Extracted records:
- - -
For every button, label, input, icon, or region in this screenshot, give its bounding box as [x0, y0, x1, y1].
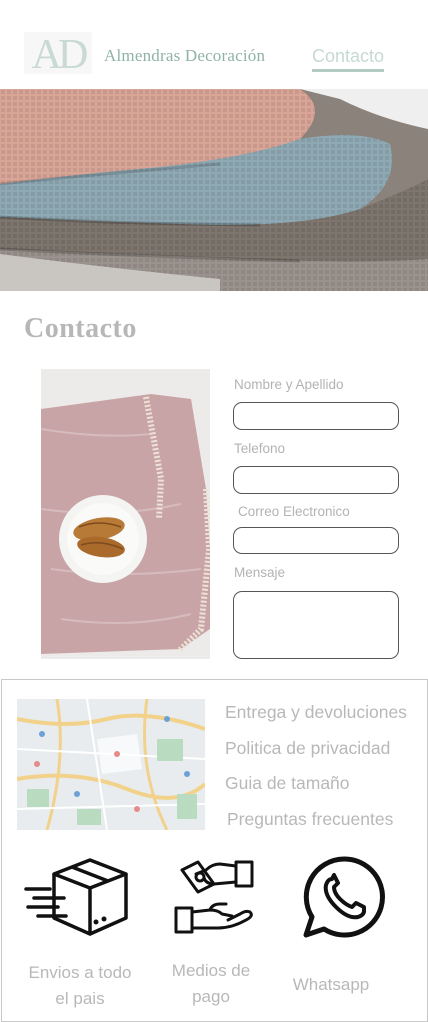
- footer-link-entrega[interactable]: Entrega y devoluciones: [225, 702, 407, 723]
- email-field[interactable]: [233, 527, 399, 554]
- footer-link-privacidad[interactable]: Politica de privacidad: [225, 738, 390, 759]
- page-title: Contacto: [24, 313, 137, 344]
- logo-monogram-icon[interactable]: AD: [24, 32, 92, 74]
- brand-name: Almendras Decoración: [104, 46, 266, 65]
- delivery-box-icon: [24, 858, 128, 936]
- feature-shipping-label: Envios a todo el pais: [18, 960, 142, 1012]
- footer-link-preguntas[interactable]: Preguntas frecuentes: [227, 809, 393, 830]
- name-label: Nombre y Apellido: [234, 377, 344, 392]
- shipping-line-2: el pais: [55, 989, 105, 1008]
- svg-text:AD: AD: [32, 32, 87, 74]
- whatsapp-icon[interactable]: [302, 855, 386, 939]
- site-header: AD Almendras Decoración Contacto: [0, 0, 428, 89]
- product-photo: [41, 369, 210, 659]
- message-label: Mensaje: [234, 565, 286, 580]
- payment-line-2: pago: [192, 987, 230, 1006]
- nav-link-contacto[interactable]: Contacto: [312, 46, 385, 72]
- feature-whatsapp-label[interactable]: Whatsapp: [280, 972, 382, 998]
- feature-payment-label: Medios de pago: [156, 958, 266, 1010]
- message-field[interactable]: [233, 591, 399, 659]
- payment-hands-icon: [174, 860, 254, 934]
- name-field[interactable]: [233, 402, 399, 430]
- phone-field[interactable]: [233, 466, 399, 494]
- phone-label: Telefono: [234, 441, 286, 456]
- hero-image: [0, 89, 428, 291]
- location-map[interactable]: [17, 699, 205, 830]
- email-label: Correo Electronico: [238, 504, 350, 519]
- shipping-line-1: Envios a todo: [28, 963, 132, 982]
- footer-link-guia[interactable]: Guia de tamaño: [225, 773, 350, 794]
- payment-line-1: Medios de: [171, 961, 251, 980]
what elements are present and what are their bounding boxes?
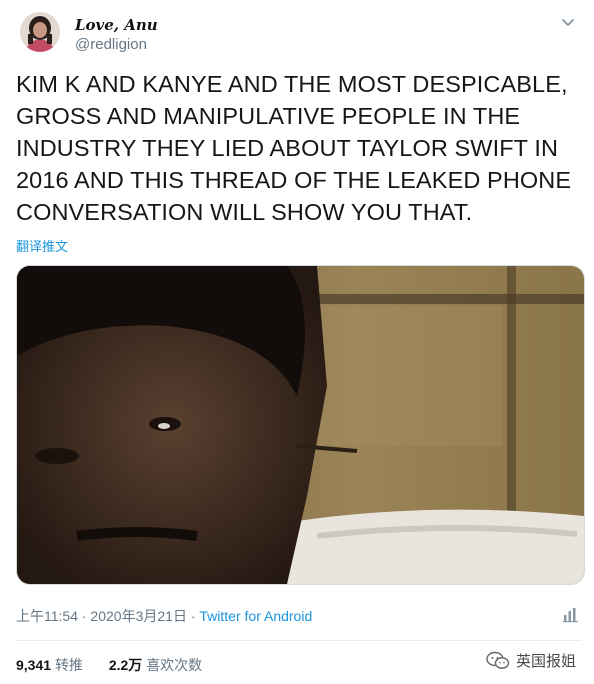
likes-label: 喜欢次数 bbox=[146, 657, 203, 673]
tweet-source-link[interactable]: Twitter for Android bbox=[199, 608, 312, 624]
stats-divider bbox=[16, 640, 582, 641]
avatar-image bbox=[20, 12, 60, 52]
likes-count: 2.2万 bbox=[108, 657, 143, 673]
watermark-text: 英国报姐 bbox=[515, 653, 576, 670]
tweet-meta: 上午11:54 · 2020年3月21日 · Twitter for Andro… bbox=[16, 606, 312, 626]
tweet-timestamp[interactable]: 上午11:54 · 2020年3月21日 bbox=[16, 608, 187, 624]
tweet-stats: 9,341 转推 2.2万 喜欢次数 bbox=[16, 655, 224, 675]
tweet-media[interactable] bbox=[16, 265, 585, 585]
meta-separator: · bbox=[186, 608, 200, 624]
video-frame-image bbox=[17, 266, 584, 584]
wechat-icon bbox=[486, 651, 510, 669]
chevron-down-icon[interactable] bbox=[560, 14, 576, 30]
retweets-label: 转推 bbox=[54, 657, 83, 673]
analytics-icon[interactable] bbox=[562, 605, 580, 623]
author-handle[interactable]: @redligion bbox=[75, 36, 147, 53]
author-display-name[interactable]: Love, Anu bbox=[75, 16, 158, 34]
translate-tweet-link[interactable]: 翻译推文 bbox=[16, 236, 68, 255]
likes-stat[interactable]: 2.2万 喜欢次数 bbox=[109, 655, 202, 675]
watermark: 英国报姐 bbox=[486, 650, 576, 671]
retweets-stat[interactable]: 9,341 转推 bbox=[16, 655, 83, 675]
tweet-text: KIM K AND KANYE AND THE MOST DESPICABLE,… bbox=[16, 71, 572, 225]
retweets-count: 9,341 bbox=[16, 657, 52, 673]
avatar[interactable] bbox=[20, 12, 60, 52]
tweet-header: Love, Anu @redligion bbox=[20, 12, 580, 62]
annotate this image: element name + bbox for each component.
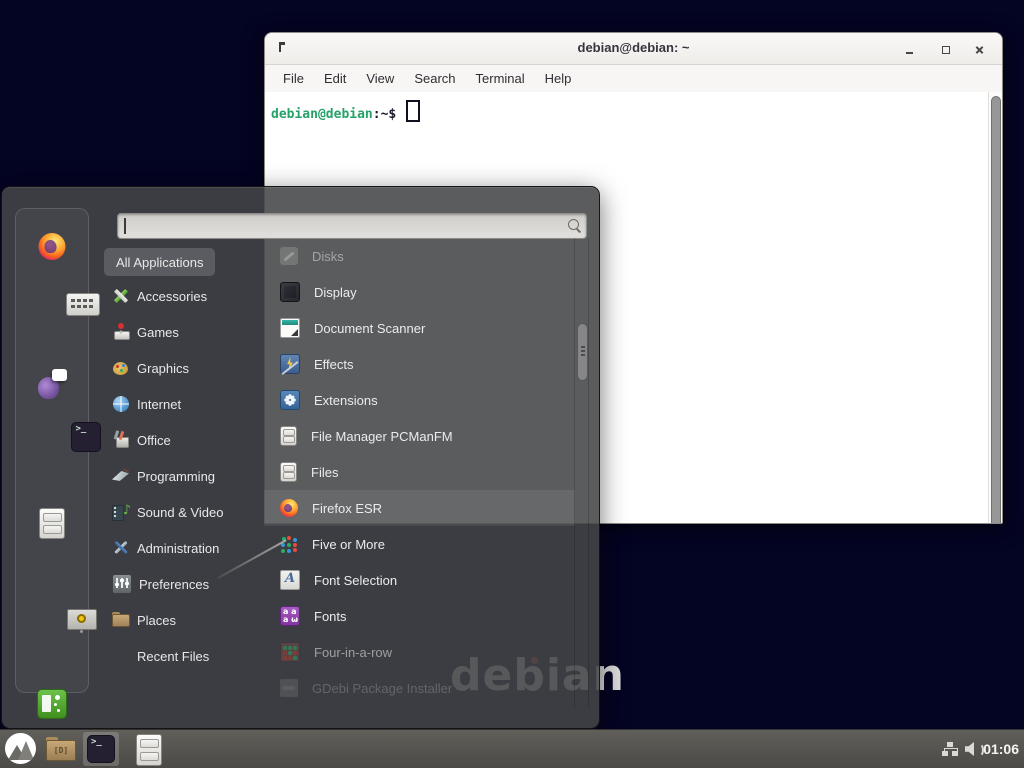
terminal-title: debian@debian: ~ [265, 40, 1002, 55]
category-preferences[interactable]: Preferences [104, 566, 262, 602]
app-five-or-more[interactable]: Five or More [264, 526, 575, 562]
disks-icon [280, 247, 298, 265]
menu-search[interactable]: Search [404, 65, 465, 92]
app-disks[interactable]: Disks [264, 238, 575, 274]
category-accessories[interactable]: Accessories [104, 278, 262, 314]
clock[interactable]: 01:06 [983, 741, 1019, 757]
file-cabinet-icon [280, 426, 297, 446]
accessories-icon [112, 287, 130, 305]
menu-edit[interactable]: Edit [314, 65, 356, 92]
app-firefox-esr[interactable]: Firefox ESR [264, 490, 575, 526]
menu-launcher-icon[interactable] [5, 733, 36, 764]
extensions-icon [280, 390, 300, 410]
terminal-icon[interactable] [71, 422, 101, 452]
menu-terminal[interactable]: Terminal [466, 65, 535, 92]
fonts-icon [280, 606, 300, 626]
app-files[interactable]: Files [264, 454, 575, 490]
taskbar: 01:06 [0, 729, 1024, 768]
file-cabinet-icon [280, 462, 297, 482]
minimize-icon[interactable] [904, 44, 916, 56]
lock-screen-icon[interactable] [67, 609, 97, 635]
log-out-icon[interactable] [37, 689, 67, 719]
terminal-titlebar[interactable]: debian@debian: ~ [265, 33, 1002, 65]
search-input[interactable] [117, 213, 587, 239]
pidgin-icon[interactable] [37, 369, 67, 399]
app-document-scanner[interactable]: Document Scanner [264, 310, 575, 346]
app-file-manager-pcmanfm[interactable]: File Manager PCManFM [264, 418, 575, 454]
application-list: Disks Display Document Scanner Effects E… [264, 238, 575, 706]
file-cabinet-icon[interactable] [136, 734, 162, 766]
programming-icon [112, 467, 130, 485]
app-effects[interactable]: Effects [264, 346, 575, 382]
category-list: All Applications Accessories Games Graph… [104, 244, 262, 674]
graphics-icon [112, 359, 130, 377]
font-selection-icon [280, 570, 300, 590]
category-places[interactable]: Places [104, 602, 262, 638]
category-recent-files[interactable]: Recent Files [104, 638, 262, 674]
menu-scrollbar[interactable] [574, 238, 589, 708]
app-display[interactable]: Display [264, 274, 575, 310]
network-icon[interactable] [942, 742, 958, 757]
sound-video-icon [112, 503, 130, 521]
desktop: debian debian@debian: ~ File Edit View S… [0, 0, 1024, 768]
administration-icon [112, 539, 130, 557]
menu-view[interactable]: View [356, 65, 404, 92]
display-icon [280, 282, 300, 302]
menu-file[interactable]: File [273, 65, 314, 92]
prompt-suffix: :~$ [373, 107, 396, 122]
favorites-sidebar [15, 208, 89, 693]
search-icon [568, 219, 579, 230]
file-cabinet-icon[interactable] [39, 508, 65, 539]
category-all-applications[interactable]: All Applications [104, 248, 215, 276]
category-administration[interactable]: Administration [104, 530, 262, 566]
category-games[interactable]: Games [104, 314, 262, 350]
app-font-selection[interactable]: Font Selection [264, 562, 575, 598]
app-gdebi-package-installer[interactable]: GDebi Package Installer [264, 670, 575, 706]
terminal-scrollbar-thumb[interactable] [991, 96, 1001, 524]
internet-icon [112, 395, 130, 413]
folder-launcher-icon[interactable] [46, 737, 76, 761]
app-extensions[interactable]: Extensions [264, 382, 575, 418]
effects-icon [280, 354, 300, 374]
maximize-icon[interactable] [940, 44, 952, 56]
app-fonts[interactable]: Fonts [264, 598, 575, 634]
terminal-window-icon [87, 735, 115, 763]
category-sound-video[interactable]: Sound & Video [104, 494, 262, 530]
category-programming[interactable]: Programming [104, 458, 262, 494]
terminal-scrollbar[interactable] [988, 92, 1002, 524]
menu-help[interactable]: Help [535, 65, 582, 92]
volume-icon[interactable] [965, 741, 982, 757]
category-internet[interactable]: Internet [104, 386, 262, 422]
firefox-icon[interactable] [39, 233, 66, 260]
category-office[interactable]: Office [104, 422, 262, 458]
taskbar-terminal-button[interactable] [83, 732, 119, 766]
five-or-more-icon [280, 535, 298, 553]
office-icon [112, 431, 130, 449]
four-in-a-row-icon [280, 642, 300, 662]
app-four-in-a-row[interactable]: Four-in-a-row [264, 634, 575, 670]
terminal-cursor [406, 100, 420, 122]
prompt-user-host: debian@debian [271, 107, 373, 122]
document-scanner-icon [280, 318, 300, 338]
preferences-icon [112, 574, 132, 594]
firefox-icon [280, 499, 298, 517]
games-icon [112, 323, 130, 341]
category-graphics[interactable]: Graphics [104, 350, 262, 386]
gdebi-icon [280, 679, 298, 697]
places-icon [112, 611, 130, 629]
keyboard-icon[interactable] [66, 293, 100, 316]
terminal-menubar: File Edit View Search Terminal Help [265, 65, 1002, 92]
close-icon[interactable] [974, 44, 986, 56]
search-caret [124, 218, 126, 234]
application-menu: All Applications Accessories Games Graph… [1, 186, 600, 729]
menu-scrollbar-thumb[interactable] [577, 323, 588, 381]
- - -
Retype the rows above word for word, starting at the line containing "- footer-link-entrega[interactable]: Entrega" and ending at the line containing "what elements are", including both of those lines.

- footer-link-entrega[interactable]: Entrega y devoluciones: [225, 702, 407, 723]
- email-field[interactable]: [233, 527, 399, 554]
- footer-link-privacidad[interactable]: Politica de privacidad: [225, 738, 390, 759]
- page-title: Contacto: [24, 313, 137, 344]
- logo-monogram-icon[interactable]: AD: [24, 32, 92, 74]
- brand-name: Almendras Decoración: [104, 46, 266, 65]
- delivery-box-icon: [24, 858, 128, 936]
- feature-shipping-label: Envios a todo el pais: [18, 960, 142, 1012]
- footer-link-preguntas[interactable]: Preguntas frecuentes: [227, 809, 393, 830]
- name-label: Nombre y Apellido: [234, 377, 344, 392]
- shipping-line-2: el pais: [55, 989, 105, 1008]
- svg-text:AD: AD: [32, 32, 87, 74]
- whatsapp-icon[interactable]: [302, 855, 386, 939]
- site-header: AD Almendras Decoración Contacto: [0, 0, 428, 89]
- product-photo: [41, 369, 210, 659]
- message-label: Mensaje: [234, 565, 286, 580]
- payment-line-2: pago: [192, 987, 230, 1006]
- nav-link-contacto[interactable]: Contacto: [312, 46, 385, 72]
- feature-whatsapp-label[interactable]: Whatsapp: [280, 972, 382, 998]
- feature-payment-label: Medios de pago: [156, 958, 266, 1010]
- message-field[interactable]: [233, 591, 399, 659]
- payment-hands-icon: [174, 860, 254, 934]
- name-field[interactable]: [233, 402, 399, 430]
- phone-field[interactable]: [233, 466, 399, 494]
- phone-label: Telefono: [234, 441, 286, 456]
- hero-image: [0, 89, 428, 291]
- location-map[interactable]: [17, 699, 205, 830]
- email-label: Correo Electronico: [238, 504, 350, 519]
- shipping-line-1: Envios a todo: [28, 963, 132, 982]
- footer-link-guia[interactable]: Guia de tamaño: [225, 773, 350, 794]
- payment-line-1: Medios de: [171, 961, 251, 980]
what elements are present and what are their bounding boxes?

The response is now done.